To be done = Skip the pictures. Repeat everything else in the records word for word.

=-=-=-=-=

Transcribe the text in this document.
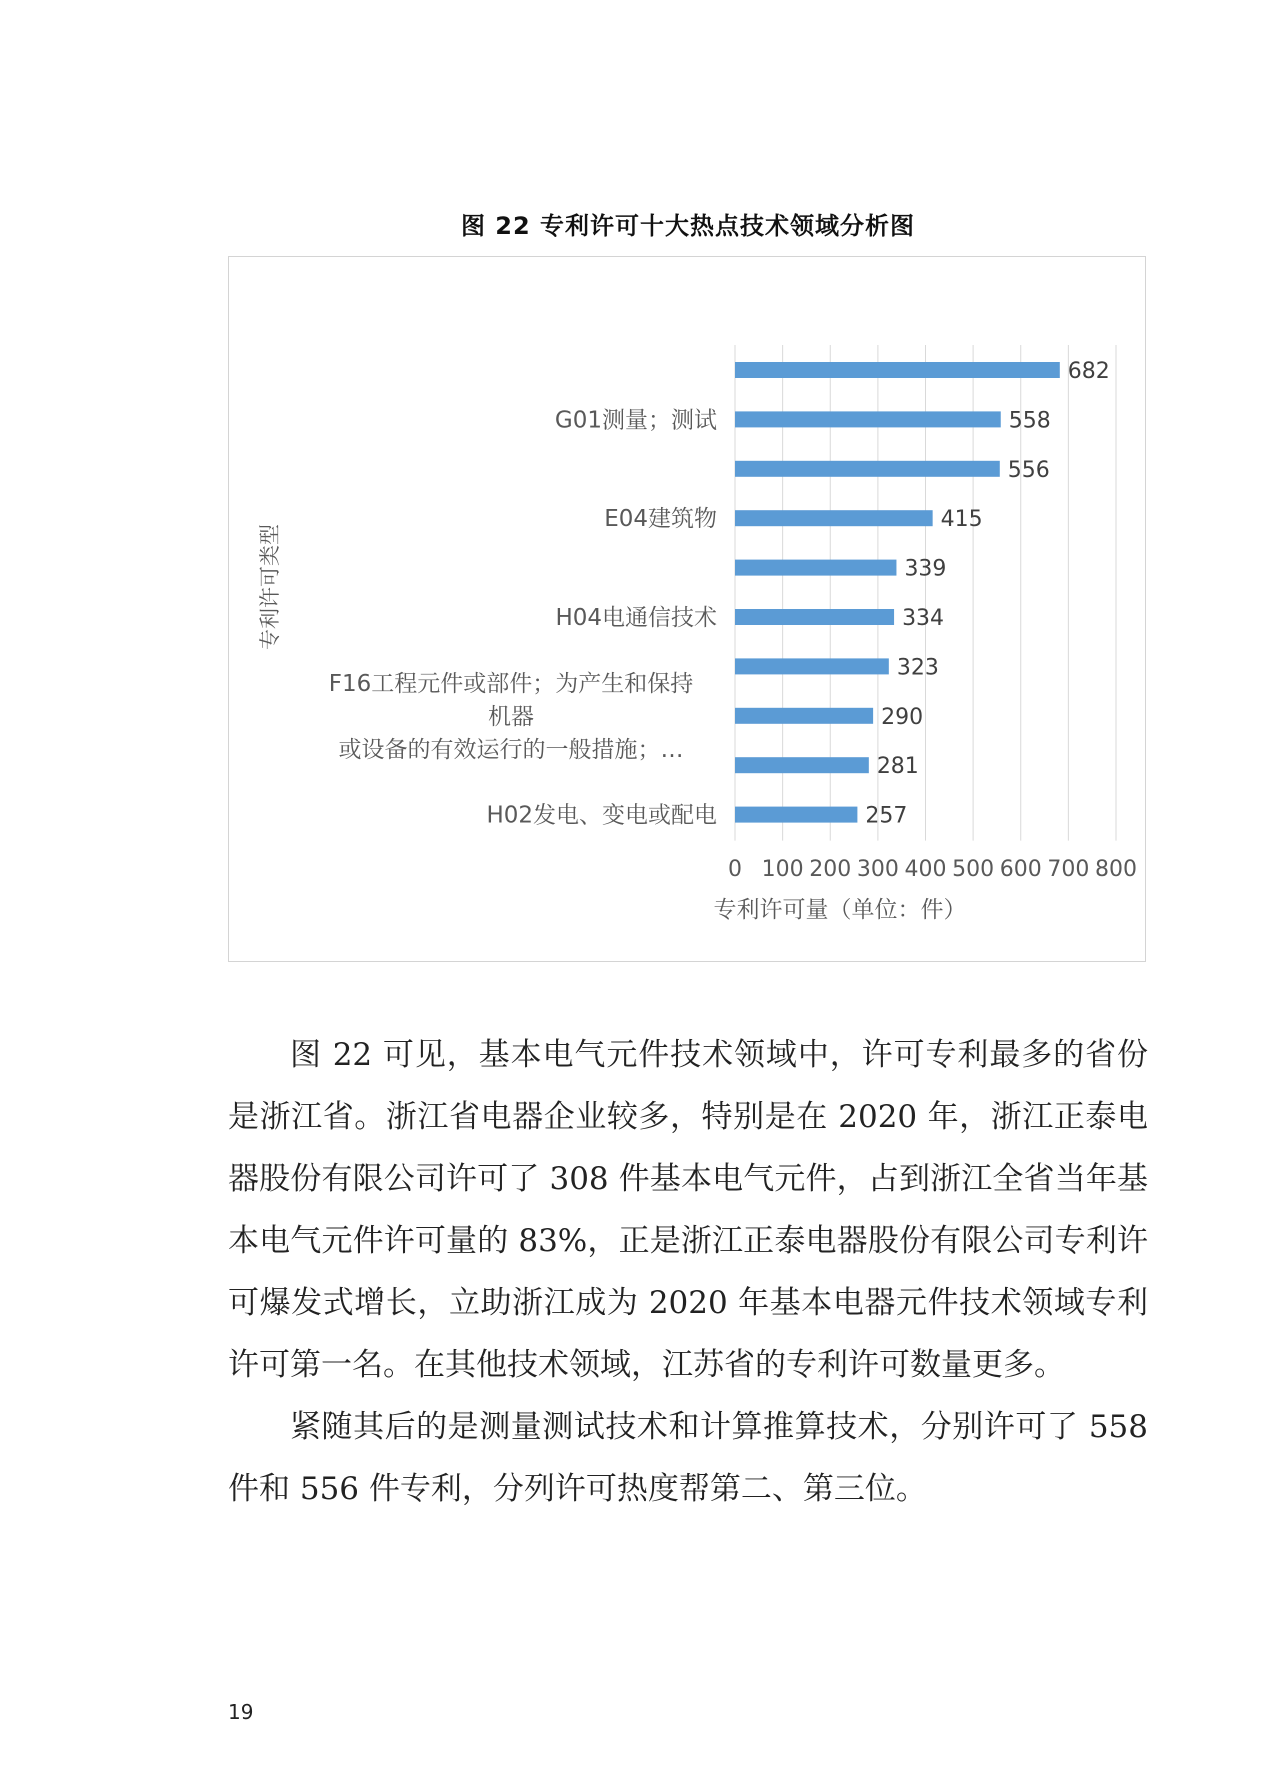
图 22 专利许可十大热点技术领域分析图
682
558
556
415
339
334
323
290
281
257
G01测量；测试
E04建筑物
H04电通信技术
F16工程元件或部件；为产生和保持
机器
或设备的有效运行的一般措施；…
H02发电、变电或配电
0 100 200 300 400 500 600 700 800
专利许可量（单位：件）
专利许可类型

图 22 可见，基本电气元件技术领域中，许可专利最多的省份是浙江省。浙江省电器企业较多，特别是在 2020 年，浙江正泰电器股份有限公司许可了 308 件基本电气元件，占到浙江全省当年基本电气元件许可量的 83%，正是浙江正泰电器股份有限公司专利许可爆发式增长，立助浙江成为 2020 年基本电器元件技术领域专利许可第一名。在其他技术领域，江苏省的专利许可数量更多。

紧随其后的是测量测试技术和计算推算技术，分别许可了 558 件和 556 件专利，分列许可热度帮第二、第三位。

19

=-=-=-=-=

Reply to the exercise =
Transcribe the text in this document.
图 22 专利许可十大热点技术领域分析图
682
558
556
415
339
334
323
290
281
257
G01测量；测试
E04建筑物
H04电通信技术
F16工程元件或部件；为产生和保持
机器
或设备的有效运行的一般措施；…
H02发电、变电或配电
0 100 200 300 400 500 600 700 800
专利许可量（单位：件）
专利许可类型

图 22 可见，基本电气元件技术领域中，许可专利最多的省份是浙江省。浙江省电器企业较多，特别是在 2020 年，浙江正泰电器股份有限公司许可了 308 件基本电气元件，占到浙江全省当年基本电气元件许可量的 83%，正是浙江正泰电器股份有限公司专利许可爆发式增长，立助浙江成为 2020 年基本电器元件技术领域专利许可第一名。在其他技术领域，江苏省的专利许可数量更多。

紧随其后的是测量测试技术和计算推算技术，分别许可了 558 件和 556 件专利，分列许可热度帮第二、第三位。

19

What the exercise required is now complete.